GIVEN RECORDS:

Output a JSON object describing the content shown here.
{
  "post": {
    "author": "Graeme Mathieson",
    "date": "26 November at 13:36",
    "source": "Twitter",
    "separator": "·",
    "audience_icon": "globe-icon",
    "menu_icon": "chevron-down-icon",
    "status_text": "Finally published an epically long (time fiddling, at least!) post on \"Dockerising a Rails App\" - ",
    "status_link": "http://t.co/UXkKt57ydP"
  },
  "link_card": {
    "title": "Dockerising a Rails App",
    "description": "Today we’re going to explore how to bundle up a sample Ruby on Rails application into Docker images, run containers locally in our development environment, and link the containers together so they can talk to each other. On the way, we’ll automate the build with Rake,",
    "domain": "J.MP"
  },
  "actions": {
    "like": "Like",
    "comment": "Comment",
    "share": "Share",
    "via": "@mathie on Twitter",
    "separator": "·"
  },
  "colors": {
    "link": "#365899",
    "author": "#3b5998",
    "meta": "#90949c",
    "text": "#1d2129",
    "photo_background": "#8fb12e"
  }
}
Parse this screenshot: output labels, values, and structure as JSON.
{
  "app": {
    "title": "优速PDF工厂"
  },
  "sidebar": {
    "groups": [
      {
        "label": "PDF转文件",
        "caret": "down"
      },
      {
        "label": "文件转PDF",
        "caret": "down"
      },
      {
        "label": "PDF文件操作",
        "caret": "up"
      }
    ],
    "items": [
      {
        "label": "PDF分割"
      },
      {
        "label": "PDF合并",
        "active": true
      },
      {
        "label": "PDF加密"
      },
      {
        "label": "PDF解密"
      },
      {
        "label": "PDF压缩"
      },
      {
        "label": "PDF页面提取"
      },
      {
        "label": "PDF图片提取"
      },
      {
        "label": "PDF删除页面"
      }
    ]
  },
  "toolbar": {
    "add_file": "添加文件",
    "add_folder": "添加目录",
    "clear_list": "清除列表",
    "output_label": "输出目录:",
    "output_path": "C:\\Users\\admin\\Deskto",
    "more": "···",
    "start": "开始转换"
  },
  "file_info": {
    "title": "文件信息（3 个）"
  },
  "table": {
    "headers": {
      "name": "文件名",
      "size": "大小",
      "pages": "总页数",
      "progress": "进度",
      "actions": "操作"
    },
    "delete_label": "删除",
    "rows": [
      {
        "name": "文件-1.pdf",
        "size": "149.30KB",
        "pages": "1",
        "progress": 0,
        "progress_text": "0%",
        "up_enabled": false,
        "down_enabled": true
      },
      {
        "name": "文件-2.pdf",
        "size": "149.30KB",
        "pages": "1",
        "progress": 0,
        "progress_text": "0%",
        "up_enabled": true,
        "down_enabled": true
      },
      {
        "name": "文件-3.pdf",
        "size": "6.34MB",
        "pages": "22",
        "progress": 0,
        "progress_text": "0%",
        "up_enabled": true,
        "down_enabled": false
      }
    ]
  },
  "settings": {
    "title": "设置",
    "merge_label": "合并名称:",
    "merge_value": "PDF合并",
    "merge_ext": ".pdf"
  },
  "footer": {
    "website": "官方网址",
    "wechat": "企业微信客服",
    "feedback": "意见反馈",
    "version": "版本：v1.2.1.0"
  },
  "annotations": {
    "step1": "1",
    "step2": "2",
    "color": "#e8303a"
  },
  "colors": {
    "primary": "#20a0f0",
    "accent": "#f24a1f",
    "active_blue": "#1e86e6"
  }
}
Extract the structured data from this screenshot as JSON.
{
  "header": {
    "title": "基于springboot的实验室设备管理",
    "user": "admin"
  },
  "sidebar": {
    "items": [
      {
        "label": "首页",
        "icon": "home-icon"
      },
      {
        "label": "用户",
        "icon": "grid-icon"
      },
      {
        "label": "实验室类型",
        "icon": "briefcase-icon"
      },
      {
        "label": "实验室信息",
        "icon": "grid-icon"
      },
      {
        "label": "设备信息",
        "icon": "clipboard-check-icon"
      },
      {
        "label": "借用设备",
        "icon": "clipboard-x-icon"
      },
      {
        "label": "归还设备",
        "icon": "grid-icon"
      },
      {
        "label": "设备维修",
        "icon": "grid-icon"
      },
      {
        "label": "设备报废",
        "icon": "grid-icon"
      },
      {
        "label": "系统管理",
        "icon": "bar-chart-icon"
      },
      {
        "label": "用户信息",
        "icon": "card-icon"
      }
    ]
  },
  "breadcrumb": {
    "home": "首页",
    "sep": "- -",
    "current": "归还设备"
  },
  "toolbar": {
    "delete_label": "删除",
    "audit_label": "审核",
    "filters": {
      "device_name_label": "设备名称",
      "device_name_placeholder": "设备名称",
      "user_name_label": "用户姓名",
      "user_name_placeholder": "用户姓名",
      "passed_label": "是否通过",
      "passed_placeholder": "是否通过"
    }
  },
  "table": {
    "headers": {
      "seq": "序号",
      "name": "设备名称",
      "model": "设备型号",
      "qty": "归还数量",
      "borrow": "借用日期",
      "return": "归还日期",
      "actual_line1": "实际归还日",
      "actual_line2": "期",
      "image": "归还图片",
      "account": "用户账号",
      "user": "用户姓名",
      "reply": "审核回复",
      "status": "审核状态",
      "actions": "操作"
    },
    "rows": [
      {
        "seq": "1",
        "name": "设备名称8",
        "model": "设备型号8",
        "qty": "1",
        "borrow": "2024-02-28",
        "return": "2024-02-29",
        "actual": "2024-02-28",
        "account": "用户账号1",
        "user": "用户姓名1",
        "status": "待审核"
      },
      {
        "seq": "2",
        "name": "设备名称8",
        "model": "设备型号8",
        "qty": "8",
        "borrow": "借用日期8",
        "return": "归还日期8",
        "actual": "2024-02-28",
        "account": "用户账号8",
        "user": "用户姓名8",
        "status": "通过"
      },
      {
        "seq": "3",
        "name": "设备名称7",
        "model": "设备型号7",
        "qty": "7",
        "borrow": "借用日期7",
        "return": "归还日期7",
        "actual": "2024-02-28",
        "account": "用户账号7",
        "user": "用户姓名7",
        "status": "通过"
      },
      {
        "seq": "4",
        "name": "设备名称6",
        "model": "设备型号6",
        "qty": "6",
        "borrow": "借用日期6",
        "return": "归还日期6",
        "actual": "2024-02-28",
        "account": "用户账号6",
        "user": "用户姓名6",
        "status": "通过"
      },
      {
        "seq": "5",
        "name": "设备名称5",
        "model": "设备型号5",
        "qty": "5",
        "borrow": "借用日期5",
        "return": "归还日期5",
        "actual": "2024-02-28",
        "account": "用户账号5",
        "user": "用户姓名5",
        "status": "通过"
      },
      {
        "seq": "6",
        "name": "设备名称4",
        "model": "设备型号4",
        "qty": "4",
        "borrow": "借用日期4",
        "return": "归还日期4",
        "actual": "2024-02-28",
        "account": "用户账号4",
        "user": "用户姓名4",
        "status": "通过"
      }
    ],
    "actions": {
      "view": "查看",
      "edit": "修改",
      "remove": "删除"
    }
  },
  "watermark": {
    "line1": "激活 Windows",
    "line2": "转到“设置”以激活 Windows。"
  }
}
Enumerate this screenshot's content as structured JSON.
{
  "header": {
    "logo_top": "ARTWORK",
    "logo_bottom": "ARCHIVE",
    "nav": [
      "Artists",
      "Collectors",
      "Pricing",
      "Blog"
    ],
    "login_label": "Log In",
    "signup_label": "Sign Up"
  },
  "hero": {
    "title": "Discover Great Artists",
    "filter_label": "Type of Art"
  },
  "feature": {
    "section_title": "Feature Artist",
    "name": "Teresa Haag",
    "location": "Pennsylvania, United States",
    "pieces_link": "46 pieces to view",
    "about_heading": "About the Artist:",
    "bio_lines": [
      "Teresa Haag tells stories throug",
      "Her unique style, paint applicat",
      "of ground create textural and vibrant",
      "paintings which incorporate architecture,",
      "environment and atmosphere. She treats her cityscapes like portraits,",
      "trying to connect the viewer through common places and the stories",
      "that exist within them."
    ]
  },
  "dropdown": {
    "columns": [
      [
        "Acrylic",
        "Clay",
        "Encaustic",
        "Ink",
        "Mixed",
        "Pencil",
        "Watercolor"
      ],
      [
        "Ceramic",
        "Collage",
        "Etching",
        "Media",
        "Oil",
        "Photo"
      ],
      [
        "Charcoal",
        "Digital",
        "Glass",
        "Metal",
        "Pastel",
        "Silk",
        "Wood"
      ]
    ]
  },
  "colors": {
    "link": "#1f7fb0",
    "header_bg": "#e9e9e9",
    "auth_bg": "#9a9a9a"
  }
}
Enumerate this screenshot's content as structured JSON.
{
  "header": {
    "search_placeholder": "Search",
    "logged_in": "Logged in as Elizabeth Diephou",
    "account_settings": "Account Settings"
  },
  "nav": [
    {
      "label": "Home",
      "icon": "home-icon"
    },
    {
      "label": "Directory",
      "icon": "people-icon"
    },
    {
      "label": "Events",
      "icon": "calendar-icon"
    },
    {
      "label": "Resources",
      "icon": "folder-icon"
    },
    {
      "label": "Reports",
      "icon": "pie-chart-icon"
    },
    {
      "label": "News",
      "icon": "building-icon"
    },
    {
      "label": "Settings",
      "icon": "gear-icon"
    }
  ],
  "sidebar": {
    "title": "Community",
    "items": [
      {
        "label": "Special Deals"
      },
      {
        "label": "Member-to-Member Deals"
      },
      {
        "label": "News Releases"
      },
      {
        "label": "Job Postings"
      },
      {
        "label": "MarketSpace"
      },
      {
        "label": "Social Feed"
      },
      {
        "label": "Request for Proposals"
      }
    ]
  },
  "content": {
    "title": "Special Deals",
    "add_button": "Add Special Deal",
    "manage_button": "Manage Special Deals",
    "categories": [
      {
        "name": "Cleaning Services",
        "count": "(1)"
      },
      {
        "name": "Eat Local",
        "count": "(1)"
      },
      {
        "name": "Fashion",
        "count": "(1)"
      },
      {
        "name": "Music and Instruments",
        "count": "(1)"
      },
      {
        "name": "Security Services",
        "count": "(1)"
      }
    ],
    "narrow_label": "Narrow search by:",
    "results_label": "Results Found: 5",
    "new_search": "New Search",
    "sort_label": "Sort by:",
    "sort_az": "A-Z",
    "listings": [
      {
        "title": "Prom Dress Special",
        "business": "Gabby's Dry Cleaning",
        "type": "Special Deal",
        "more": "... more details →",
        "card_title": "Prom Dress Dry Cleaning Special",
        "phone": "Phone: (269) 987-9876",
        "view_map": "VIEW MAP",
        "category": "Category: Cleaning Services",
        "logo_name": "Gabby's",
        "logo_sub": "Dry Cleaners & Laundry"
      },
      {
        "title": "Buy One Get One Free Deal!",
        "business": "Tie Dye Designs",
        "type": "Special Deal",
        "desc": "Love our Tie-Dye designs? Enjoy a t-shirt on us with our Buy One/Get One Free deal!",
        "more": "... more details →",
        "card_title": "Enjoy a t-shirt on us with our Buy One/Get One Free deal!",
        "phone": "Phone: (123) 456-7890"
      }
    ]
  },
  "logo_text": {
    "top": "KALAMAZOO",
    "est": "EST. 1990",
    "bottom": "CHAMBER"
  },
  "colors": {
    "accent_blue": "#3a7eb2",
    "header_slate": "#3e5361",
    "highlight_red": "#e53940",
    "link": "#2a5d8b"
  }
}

DIRECTIVE: Look over the listing. Pull out every line with the string "author" in it.

SOLVED PROBLEM:
    "author": "Graeme Mathieson",
    "author": "#3b5998",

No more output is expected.